%%

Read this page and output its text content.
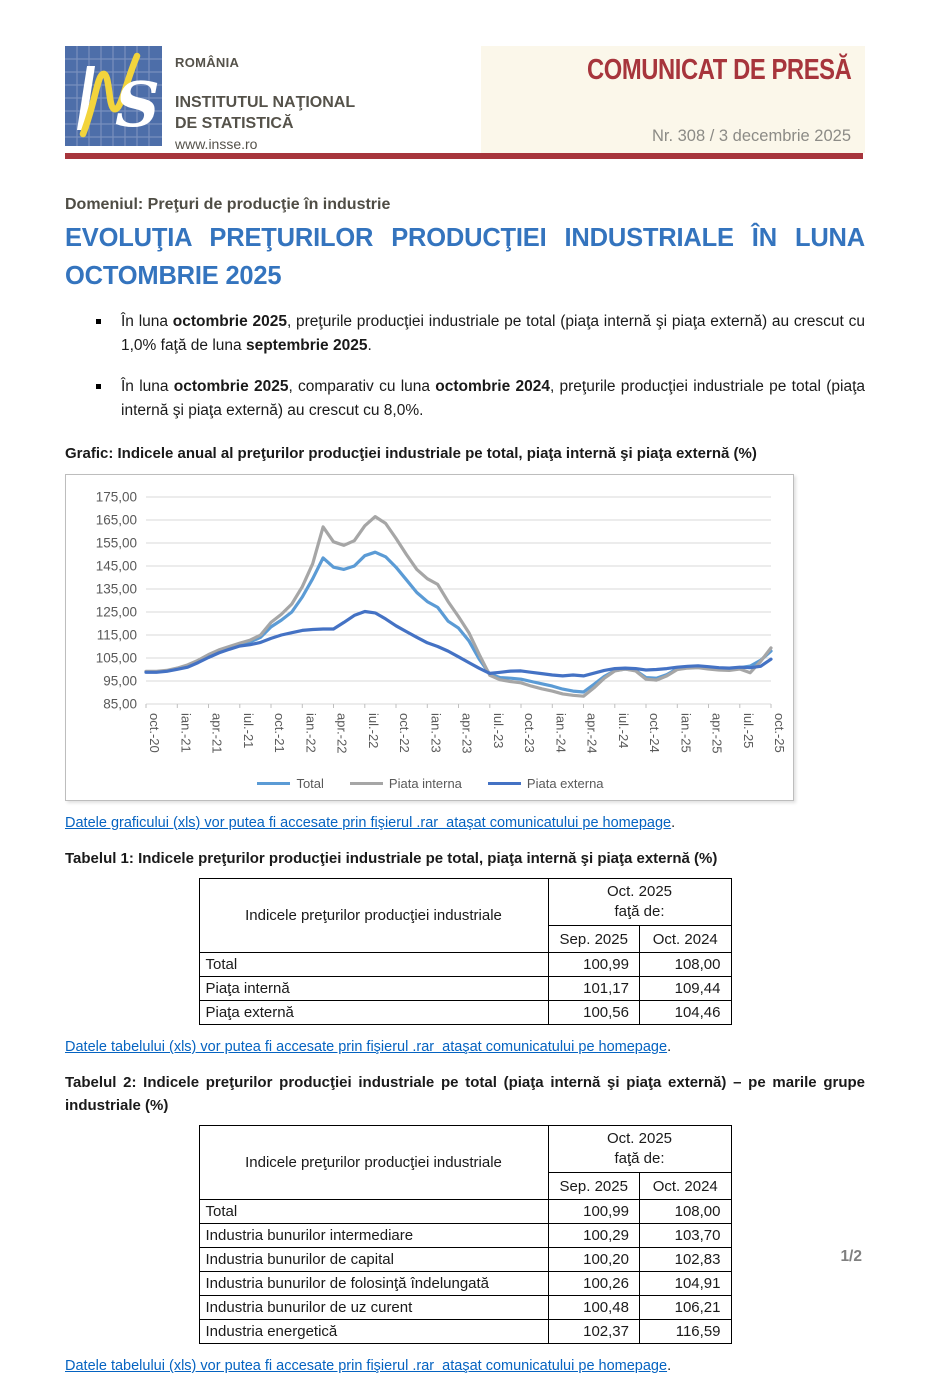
S
ROMÂNIA
INSTITUTUL NAŢIONAL
DE STATISTICĂ
www.insse.ro
COMUNICAT DE PRESĂ
Nr. 308 / 3 decembrie 2025
Domeniul: Preţuri de producţie în industrie
EVOLUŢIA PREŢURILOR PRODUCŢIEI INDUSTRIALE ÎN LUNA OCTOMBRIE 2025
În luna octombrie 2025, preţurile producţiei industriale pe total (piaţa internă şi piaţa externă) au crescut cu 1,0% faţă de luna septembrie 2025.
În luna octombrie 2025, comparativ cu luna octombrie 2024, preţurile producţiei industriale pe total (piaţa internă şi piaţa externă) au crescut cu 8,0%.
Grafic: Indicele anual al preţurilor producţiei industriale pe total, piaţa internă şi piaţa externă (%)
175,00
165,00
155,00
145,00
135,00
125,00
115,00
105,00
95,00
85,00
oct.-20 ian.-21 apr.-21 iul.-21 oct.-21 ian.-22 apr.-22 iul.-22 oct.-22 ian.-23 apr.-23 iul.-23 oct.-23 ian.-24 apr.-24 iul.-24 oct.-24 ian.-25 apr.-25 iul.-25 oct.-25
Total	Piata interna	Piata externa

Datele graficului (xls) vor putea fi accesate prin fişierul .rar  ataşat comunicatului pe homepage.

Tabelul 1: Indicele preţurilor producţiei industriale pe total, piaţa internă şi piaţa externă (%)
Indicele preţurilor producţiei industriale	Oct. 2025
faţă de:	
	Sep. 2025	Oct. 2024
Total	100,99	108,00
Piaţa internă	101,17	109,44
Piaţa externă	100,56	104,46

Datele tabelului (xls) vor putea fi accesate prin fişierul .rar  ataşat comunicatului pe homepage.

Tabelul 2: Indicele preţurilor producţiei industriale pe total (piaţa internă şi piaţa externă) – pe marile grupe industriale (%)
Indicele preţurilor producţiei industriale	Oct. 2025
faţă de:	
	Sep. 2025	Oct. 2024
Total	100,99	108,00
Industria bunurilor intermediare	100,29	103,70
Industria bunurilor de capital	100,20	102,83
Industria bunurilor de folosinţă îndelungată	100,26	104,91
Industria bunurilor de uz curent	100,48	106,21
Industria energetică	102,37	116,59

Datele tabelului (xls) vor putea fi accesate prin fişierul .rar  ataşat comunicatului pe homepage.

1/2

%%

§ DIRECTIONS
Extract every line above that contains the word "crescut".

§ ANSWER TO THIS EXERCISE
În luna octombrie 2025, preţurile producţiei industriale pe total (piaţa internă şi piaţa externă) au crescut cu 1,0% faţă de luna septembrie 2025.
În luna octombrie 2025, comparativ cu luna octombrie 2024, preţurile producţiei industriale pe total (piaţa internă şi piaţa externă) au crescut cu 8,0%.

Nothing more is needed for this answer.